PROBLEM REQUIREMENTS |
Tally how many lines hold the string "readonly". Your reply should be that number alone.

MATERIAL PROVIDED |
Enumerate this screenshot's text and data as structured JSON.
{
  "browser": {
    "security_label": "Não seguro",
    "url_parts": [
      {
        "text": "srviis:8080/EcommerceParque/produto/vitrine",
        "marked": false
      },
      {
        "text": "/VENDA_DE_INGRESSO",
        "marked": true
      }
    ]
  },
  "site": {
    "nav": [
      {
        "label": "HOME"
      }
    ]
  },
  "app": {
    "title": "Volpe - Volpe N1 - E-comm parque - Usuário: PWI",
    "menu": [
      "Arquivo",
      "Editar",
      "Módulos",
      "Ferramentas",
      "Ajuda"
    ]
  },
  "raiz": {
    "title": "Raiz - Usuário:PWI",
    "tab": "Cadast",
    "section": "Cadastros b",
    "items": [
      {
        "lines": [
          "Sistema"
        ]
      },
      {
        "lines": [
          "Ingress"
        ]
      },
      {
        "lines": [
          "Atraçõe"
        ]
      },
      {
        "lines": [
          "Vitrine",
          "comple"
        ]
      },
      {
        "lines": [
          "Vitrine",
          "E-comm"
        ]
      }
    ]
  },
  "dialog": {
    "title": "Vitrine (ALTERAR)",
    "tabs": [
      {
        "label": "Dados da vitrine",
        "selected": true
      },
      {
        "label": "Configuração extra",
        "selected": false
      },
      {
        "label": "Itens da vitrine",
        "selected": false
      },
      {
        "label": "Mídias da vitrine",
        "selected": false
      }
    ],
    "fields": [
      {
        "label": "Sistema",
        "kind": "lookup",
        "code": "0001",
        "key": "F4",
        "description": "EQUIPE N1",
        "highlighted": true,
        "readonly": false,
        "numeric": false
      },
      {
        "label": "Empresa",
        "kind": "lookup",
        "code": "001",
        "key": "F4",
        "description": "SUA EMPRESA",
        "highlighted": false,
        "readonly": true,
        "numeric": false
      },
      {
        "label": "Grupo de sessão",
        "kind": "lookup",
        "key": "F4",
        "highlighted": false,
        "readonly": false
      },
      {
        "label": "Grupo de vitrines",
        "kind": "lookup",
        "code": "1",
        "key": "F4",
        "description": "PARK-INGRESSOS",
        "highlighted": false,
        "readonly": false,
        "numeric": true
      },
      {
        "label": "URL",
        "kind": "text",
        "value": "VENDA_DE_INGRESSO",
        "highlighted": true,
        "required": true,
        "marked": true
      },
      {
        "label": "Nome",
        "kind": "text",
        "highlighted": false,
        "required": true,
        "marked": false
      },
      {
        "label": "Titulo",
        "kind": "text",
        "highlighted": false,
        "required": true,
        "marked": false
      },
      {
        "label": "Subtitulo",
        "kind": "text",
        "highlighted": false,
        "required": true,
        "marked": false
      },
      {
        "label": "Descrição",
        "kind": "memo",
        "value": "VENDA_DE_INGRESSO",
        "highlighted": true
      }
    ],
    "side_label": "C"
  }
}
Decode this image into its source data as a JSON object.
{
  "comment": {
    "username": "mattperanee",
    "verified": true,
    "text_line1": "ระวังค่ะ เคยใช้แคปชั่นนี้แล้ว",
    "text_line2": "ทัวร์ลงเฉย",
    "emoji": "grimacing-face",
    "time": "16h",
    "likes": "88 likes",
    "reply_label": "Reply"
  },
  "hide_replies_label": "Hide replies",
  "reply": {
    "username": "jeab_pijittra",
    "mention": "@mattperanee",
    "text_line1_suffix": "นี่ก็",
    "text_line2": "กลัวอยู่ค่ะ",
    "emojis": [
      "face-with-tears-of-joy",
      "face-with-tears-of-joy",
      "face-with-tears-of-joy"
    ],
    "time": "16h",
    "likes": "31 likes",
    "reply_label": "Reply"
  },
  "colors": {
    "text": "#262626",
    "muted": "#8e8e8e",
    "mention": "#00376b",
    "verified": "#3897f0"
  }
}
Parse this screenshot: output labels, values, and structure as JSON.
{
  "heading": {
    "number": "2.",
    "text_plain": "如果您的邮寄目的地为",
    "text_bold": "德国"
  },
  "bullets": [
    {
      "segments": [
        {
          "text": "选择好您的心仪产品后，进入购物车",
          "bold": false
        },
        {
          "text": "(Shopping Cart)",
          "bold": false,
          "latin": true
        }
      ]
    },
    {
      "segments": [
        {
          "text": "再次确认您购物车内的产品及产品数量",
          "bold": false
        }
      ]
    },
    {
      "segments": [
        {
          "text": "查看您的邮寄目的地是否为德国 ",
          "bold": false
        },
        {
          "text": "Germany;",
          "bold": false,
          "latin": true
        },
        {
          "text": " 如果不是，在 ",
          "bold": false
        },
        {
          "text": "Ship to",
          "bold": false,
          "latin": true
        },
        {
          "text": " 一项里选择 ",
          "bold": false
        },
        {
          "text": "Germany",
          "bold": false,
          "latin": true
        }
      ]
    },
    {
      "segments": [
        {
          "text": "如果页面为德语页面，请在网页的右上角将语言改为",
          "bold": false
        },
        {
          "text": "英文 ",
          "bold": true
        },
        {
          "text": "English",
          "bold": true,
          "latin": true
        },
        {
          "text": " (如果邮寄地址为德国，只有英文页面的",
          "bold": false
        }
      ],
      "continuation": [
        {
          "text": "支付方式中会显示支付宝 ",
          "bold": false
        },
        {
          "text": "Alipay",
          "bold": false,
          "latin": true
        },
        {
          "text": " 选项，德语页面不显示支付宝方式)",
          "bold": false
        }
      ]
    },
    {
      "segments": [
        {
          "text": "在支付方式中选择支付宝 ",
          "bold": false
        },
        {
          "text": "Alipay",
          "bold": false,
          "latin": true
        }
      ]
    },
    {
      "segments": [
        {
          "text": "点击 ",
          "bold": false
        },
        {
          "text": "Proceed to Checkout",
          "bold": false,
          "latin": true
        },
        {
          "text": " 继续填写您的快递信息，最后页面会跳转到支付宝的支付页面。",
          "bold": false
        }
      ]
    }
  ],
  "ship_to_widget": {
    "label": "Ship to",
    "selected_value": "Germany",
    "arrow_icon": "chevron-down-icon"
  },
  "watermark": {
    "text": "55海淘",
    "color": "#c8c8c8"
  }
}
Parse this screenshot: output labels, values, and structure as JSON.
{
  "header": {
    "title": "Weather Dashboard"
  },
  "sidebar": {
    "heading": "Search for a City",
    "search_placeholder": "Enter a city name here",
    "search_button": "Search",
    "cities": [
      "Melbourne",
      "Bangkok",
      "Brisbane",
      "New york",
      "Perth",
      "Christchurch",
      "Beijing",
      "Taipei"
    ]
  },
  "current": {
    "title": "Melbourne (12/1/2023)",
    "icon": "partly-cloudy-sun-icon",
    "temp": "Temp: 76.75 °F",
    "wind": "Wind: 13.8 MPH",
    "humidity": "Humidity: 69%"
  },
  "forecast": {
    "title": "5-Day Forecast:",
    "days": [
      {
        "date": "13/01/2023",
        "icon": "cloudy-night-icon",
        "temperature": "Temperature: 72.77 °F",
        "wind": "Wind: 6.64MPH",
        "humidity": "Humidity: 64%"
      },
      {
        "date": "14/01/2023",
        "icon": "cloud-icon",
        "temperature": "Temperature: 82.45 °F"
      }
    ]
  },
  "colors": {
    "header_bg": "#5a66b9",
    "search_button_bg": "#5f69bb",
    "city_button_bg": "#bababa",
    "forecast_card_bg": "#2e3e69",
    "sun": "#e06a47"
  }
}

TASK OUTPUT |
4